◆ EXERCISE DETAILS ◆
Copy out the listing below word for word, leaving out the pictures.

━━━ STORED RECORDS

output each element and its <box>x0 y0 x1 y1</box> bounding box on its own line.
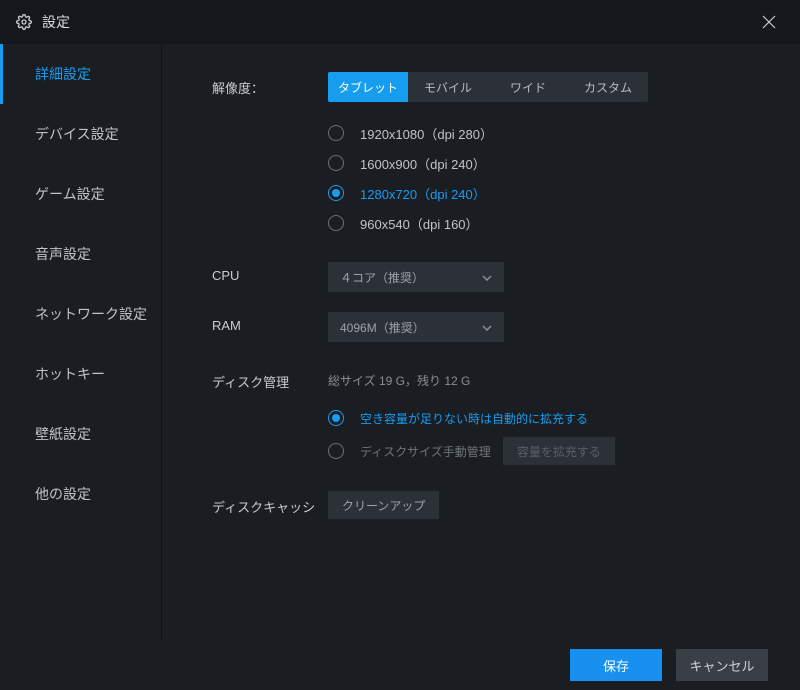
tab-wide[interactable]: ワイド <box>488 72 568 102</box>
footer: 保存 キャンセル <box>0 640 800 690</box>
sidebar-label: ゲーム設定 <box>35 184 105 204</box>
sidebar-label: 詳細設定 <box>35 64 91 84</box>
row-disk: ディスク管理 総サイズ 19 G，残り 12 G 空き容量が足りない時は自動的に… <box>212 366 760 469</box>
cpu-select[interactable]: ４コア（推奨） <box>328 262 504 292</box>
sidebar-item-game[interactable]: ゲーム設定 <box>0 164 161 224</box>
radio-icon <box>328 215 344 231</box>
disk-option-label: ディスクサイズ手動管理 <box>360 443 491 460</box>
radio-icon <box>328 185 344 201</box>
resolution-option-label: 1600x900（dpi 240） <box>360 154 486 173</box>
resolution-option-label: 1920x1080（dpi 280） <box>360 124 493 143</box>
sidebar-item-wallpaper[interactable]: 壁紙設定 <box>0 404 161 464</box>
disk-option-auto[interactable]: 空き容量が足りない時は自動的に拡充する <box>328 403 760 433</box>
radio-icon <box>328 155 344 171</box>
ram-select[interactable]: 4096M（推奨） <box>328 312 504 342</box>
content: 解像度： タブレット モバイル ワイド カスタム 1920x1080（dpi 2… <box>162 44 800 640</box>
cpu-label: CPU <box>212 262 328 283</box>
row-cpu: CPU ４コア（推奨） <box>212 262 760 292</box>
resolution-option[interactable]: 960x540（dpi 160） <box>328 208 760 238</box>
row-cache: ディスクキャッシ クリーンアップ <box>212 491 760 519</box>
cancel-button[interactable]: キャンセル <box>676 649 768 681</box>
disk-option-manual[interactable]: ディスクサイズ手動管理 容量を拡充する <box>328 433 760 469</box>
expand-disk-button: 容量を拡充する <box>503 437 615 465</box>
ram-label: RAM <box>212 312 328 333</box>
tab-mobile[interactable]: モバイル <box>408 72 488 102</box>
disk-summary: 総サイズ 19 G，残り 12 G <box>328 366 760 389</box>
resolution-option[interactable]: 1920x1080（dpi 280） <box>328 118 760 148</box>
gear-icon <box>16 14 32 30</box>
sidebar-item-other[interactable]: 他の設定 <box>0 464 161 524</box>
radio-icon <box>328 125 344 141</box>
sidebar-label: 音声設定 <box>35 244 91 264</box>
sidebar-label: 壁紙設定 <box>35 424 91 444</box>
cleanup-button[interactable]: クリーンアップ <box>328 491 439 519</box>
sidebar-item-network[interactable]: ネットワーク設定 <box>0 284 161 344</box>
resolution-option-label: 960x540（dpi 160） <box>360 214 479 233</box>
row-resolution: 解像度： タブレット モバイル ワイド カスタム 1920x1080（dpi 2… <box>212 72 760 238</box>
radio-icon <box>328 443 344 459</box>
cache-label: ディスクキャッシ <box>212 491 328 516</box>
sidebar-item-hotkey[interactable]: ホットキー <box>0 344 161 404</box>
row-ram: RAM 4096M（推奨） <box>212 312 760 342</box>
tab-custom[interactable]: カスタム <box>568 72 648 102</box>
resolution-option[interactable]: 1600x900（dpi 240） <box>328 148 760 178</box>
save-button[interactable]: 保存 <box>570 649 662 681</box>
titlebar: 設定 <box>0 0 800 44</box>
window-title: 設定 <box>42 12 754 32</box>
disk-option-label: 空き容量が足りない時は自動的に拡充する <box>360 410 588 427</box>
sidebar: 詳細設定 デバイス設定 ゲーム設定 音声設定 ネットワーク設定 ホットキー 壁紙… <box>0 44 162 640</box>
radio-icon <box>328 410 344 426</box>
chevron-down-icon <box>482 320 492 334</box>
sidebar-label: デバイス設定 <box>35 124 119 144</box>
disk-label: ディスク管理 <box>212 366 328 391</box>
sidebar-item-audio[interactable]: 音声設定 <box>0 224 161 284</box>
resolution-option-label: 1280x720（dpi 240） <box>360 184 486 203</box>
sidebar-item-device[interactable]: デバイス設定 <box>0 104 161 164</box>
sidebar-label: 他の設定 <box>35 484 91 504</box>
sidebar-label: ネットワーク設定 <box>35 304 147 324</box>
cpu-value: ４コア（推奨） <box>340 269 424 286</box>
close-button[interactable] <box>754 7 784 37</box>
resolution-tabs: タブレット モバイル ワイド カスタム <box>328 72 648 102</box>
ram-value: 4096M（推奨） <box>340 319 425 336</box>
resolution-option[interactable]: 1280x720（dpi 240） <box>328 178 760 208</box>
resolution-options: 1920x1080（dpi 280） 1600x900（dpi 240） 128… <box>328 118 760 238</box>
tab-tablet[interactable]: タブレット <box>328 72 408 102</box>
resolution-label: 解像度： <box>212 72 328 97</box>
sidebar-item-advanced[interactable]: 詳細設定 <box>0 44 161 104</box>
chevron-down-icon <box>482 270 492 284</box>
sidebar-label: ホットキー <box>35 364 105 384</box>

━━━━━━

◆ THE OUTPUT ◆
output each element and its <box>x0 y0 x1 y1</box> bounding box on its own line.
tab-wide[interactable]: ワイド <box>488 72 568 102</box>
footer: 保存 キャンセル <box>0 640 800 690</box>
sidebar-label: ゲーム設定 <box>35 184 105 204</box>
sidebar-label: 詳細設定 <box>35 64 91 84</box>
row-disk: ディスク管理 総サイズ 19 G，残り 12 G 空き容量が足りない時は自動的に… <box>212 366 760 469</box>
cpu-select[interactable]: ４コア（推奨） <box>328 262 504 292</box>
sidebar-item-game[interactable]: ゲーム設定 <box>0 164 161 224</box>
radio-icon <box>328 215 344 231</box>
disk-option-label: ディスクサイズ手動管理 <box>360 443 491 460</box>
radio-icon <box>328 185 344 201</box>
resolution-option-label: 1600x900（dpi 240） <box>360 154 486 173</box>
resolution-option-label: 1920x1080（dpi 280） <box>360 124 493 143</box>
sidebar-item-wallpaper[interactable]: 壁紙設定 <box>0 404 161 464</box>
disk-option-auto[interactable]: 空き容量が足りない時は自動的に拡充する <box>328 403 760 433</box>
radio-icon <box>328 155 344 171</box>
ram-select[interactable]: 4096M（推奨） <box>328 312 504 342</box>
content: 解像度： タブレット モバイル ワイド カスタム 1920x1080（dpi 2… <box>162 44 800 640</box>
cpu-label: CPU <box>212 262 328 283</box>
row-cpu: CPU ４コア（推奨） <box>212 262 760 292</box>
resolution-option[interactable]: 960x540（dpi 160） <box>328 208 760 238</box>
row-cache: ディスクキャッシ クリーンアップ <box>212 491 760 519</box>
cancel-button[interactable]: キャンセル <box>676 649 768 681</box>
disk-option-manual[interactable]: ディスクサイズ手動管理 容量を拡充する <box>328 433 760 469</box>
expand-disk-button: 容量を拡充する <box>503 437 615 465</box>
ram-label: RAM <box>212 312 328 333</box>
tab-mobile[interactable]: モバイル <box>408 72 488 102</box>
disk-summary: 総サイズ 19 G，残り 12 G <box>328 366 760 389</box>
resolution-option[interactable]: 1920x1080（dpi 280） <box>328 118 760 148</box>
gear-icon <box>16 14 32 30</box>
sidebar-item-other[interactable]: 他の設定 <box>0 464 161 524</box>
radio-icon <box>328 125 344 141</box>
sidebar-label: 音声設定 <box>35 244 91 264</box>
sidebar-label: 壁紙設定 <box>35 424 91 444</box>
cleanup-button[interactable]: クリーンアップ <box>328 491 439 519</box>
sidebar-item-network[interactable]: ネットワーク設定 <box>0 284 161 344</box>
resolution-option-label: 960x540（dpi 160） <box>360 214 479 233</box>
row-resolution: 解像度： タブレット モバイル ワイド カスタム 1920x1080（dpi 2… <box>212 72 760 238</box>
radio-icon <box>328 443 344 459</box>
cache-label: ディスクキャッシ <box>212 491 328 516</box>
sidebar-item-hotkey[interactable]: ホットキー <box>0 344 161 404</box>
row-ram: RAM 4096M（推奨） <box>212 312 760 342</box>
tab-custom[interactable]: カスタム <box>568 72 648 102</box>
resolution-option[interactable]: 1600x900（dpi 240） <box>328 148 760 178</box>
save-button[interactable]: 保存 <box>570 649 662 681</box>
titlebar: 設定 <box>0 0 800 44</box>
window-title: 設定 <box>42 12 754 32</box>
disk-option-label: 空き容量が足りない時は自動的に拡充する <box>360 410 588 427</box>
sidebar: 詳細設定 デバイス設定 ゲーム設定 音声設定 ネットワーク設定 ホットキー 壁紙… <box>0 44 162 640</box>
radio-icon <box>328 410 344 426</box>
chevron-down-icon <box>482 320 492 334</box>
sidebar-label: デバイス設定 <box>35 124 119 144</box>
disk-label: ディスク管理 <box>212 366 328 391</box>
sidebar-item-audio[interactable]: 音声設定 <box>0 224 161 284</box>
resolution-option-label: 1280x720（dpi 240） <box>360 184 486 203</box>
sidebar-item-device[interactable]: デバイス設定 <box>0 104 161 164</box>
sidebar-label: 他の設定 <box>35 484 91 504</box>
sidebar-label: ネットワーク設定 <box>35 304 147 324</box>
cpu-value: ４コア（推奨） <box>340 269 424 286</box>
close-button[interactable] <box>754 7 784 37</box>
resolution-tabs: タブレット モバイル ワイド カスタム <box>328 72 648 102</box>
ram-value: 4096M（推奨） <box>340 319 425 336</box>
resolution-option[interactable]: 1280x720（dpi 240） <box>328 178 760 208</box>
resolution-options: 1920x1080（dpi 280） 1600x900（dpi 240） 128… <box>328 118 760 238</box>
tab-tablet[interactable]: タブレット <box>328 72 408 102</box>
resolution-label: 解像度： <box>212 72 328 97</box>
sidebar-item-advanced[interactable]: 詳細設定 <box>0 44 161 104</box>
chevron-down-icon <box>482 270 492 284</box>
sidebar-label: ホットキー <box>35 364 105 384</box>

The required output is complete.